───── Input records

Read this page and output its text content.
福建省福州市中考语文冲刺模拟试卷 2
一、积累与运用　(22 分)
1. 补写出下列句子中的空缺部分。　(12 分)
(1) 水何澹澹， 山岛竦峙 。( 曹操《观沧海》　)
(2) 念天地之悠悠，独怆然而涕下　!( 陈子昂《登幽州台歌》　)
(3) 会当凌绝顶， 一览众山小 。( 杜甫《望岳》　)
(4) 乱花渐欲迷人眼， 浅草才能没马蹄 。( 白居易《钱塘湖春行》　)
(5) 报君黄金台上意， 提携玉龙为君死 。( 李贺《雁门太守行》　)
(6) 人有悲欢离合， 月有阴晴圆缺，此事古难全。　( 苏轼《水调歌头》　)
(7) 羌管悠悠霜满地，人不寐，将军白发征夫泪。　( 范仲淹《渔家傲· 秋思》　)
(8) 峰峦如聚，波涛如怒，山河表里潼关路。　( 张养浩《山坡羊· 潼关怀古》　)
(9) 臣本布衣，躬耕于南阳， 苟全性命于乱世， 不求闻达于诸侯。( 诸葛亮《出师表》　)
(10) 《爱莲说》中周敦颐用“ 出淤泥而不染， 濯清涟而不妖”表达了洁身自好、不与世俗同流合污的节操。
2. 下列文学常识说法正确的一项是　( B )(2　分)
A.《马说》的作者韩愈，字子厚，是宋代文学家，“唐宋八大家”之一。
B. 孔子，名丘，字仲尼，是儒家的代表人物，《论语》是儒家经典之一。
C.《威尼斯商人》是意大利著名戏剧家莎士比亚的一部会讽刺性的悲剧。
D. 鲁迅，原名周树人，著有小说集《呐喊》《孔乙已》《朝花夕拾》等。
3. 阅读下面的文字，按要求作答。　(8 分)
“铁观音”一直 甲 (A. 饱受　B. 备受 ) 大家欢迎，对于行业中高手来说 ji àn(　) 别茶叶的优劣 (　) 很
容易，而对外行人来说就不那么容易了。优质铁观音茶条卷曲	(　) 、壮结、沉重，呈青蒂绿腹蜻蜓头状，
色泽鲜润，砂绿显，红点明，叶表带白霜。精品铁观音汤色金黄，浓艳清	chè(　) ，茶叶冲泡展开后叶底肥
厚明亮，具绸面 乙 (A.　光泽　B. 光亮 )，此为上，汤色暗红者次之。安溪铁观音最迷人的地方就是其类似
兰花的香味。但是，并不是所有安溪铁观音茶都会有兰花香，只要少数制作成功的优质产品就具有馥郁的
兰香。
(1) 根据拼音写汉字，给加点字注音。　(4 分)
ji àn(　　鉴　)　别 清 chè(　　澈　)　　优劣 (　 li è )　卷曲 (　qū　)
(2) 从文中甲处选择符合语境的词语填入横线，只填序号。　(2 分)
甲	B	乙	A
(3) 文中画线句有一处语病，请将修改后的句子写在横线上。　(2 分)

──────────

Task brief: Transcribe every entry exactly.

Result of the exercise:
Read this page and output its text content.
福建省福州市中考语文冲刺模拟试卷 2
一、积累与运用　(22 分)
1. 补写出下列句子中的空缺部分。　(12 分)
(1) 水何澹澹， 山岛竦峙 。( 曹操《观沧海》　)
(2) 念天地之悠悠，独怆然而涕下　!( 陈子昂《登幽州台歌》　)
(3) 会当凌绝顶， 一览众山小 。( 杜甫《望岳》　)
(4) 乱花渐欲迷人眼， 浅草才能没马蹄 。( 白居易《钱塘湖春行》　)
(5) 报君黄金台上意， 提携玉龙为君死 。( 李贺《雁门太守行》　)
(6) 人有悲欢离合， 月有阴晴圆缺，此事古难全。　( 苏轼《水调歌头》　)
(7) 羌管悠悠霜满地，人不寐，将军白发征夫泪。　( 范仲淹《渔家傲· 秋思》　)
(8) 峰峦如聚，波涛如怒，山河表里潼关路。　( 张养浩《山坡羊· 潼关怀古》　)
(9) 臣本布衣，躬耕于南阳， 苟全性命于乱世， 不求闻达于诸侯。( 诸葛亮《出师表》　)
(10) 《爱莲说》中周敦颐用“ 出淤泥而不染， 濯清涟而不妖”表达了洁身自好、不与世俗同流合污的节操。
2. 下列文学常识说法正确的一项是　( B )(2　分)
A.《马说》的作者韩愈，字子厚，是宋代文学家，“唐宋八大家”之一。
B. 孔子，名丘，字仲尼，是儒家的代表人物，《论语》是儒家经典之一。
C.《威尼斯商人》是意大利著名戏剧家莎士比亚的一部会讽刺性的悲剧。
D. 鲁迅，原名周树人，著有小说集《呐喊》《孔乙已》《朝花夕拾》等。
3. 阅读下面的文字，按要求作答。　(8 分)
“铁观音”一直 甲 (A. 饱受　B. 备受 ) 大家欢迎，对于行业中高手来说 ji àn(　) 别茶叶的优劣 (　) 很
容易，而对外行人来说就不那么容易了。优质铁观音茶条卷曲	(　) 、壮结、沉重，呈青蒂绿腹蜻蜓头状，
色泽鲜润，砂绿显，红点明，叶表带白霜。精品铁观音汤色金黄，浓艳清	chè(　) ，茶叶冲泡展开后叶底肥
厚明亮，具绸面 乙 (A.　光泽　B. 光亮 )，此为上，汤色暗红者次之。安溪铁观音最迷人的地方就是其类似
兰花的香味。但是，并不是所有安溪铁观音茶都会有兰花香，只要少数制作成功的优质产品就具有馥郁的
兰香。
(1) 根据拼音写汉字，给加点字注音。　(4 分)
ji àn(　　鉴　)　别 清 chè(　　澈　)　　优劣 (　 li è )　卷曲 (　qū　)
(2) 从文中甲处选择符合语境的词语填入横线，只填序号。　(2 分)
甲	B	乙	A
(3) 文中画线句有一处语病，请将修改后的句子写在横线上。　(2 分)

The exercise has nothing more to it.